DIRECTIONS FOR THIS TASK => Gather every line from the entries below that includes "para".
§
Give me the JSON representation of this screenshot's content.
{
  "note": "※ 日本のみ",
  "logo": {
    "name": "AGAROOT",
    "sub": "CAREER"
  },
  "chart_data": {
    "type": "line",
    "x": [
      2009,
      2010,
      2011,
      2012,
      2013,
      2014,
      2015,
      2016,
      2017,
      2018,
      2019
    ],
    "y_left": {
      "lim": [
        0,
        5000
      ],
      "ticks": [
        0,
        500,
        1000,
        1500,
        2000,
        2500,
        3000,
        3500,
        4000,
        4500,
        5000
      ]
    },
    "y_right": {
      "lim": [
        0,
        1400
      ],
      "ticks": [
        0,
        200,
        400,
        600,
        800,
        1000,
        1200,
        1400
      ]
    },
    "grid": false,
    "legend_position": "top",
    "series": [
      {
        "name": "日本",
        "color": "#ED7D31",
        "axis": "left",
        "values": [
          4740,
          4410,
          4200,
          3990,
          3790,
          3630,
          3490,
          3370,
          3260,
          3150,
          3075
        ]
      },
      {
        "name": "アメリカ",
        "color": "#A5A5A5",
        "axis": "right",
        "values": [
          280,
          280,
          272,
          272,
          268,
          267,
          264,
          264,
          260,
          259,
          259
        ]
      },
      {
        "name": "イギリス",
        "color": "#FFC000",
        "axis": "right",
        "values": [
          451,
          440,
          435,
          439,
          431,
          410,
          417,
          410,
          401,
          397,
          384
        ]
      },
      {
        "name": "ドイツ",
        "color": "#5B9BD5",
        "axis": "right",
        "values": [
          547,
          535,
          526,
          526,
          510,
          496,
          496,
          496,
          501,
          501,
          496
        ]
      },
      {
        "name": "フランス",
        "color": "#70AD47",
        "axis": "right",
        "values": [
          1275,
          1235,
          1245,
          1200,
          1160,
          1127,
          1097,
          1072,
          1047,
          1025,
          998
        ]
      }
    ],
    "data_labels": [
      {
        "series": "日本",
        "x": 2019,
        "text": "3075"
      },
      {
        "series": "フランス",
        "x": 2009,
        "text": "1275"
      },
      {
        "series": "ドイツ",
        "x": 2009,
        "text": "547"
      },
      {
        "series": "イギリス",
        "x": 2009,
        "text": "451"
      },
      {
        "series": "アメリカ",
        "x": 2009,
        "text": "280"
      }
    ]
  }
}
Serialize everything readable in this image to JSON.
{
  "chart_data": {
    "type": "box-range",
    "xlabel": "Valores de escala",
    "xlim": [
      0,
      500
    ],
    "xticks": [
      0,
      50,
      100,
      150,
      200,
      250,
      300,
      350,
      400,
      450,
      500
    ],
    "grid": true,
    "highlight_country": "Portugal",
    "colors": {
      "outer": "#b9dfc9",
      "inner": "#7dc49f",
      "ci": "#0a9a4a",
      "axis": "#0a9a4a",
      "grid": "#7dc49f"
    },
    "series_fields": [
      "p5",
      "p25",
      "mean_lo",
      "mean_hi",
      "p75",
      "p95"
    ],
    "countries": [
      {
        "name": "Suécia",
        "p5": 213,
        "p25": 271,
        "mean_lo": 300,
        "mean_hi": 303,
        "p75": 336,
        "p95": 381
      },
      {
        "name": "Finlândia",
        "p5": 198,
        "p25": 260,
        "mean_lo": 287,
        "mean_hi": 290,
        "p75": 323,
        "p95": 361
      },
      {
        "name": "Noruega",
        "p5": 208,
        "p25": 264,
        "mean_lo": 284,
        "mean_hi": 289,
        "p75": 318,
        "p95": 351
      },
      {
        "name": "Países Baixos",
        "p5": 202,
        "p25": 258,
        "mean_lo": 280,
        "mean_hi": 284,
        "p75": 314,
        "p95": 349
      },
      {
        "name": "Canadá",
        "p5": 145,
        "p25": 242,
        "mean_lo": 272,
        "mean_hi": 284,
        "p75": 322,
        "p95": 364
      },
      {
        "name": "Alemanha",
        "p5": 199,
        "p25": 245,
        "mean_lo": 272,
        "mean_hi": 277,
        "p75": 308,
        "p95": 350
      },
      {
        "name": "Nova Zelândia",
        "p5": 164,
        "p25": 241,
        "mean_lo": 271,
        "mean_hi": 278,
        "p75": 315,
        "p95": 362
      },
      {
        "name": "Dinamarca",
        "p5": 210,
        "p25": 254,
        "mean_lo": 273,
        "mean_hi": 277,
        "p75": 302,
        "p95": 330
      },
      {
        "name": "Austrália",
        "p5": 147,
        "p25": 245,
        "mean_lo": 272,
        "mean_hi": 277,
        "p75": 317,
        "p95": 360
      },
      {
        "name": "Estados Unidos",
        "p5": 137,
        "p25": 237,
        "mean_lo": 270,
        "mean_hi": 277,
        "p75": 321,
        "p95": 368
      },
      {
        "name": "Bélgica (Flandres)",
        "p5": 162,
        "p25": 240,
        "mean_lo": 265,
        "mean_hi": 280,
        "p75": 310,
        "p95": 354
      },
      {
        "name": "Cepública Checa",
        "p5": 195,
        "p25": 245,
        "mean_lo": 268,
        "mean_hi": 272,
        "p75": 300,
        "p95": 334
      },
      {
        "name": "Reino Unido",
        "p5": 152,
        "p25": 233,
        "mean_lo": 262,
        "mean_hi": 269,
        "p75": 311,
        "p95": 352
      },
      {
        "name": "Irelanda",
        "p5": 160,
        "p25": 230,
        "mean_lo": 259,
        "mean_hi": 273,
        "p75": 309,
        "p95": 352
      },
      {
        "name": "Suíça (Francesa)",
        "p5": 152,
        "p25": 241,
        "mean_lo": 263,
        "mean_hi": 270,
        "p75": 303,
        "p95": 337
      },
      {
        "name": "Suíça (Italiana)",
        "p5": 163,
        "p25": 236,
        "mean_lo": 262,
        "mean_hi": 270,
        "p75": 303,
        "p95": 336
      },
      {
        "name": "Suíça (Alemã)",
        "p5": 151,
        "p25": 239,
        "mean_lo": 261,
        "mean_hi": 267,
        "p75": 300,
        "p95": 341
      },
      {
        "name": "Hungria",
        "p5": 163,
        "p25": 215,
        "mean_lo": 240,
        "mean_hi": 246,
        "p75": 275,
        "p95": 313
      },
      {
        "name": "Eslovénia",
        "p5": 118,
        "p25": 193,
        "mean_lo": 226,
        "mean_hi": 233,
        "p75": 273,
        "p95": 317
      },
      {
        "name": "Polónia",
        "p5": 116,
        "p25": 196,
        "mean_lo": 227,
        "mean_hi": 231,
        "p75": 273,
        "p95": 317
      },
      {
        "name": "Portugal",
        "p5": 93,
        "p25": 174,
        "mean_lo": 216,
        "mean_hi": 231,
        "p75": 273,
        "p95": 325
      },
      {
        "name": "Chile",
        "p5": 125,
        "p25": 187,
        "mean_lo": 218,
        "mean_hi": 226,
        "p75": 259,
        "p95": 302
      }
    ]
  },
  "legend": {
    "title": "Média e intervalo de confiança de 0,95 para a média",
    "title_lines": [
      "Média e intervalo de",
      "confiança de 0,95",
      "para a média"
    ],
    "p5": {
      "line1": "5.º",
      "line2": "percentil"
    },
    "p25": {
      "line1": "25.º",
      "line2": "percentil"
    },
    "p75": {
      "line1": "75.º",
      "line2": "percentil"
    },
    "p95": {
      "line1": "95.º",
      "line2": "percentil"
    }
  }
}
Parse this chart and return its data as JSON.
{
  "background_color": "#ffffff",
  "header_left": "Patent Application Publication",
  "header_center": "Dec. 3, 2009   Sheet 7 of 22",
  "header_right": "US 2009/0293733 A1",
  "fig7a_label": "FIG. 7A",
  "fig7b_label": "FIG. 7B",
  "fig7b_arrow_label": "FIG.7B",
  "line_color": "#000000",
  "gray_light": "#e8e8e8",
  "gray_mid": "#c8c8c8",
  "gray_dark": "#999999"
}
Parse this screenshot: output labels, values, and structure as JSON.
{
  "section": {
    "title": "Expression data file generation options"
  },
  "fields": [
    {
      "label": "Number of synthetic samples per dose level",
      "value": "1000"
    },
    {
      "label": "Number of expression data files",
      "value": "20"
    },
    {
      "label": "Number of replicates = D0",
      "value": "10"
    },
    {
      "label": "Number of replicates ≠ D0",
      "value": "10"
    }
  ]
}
§
SOLUTION TO THIS PROBLEM =>
    "title": "Média e intervalo de confiança de 0,95 para a média",
      "para a média"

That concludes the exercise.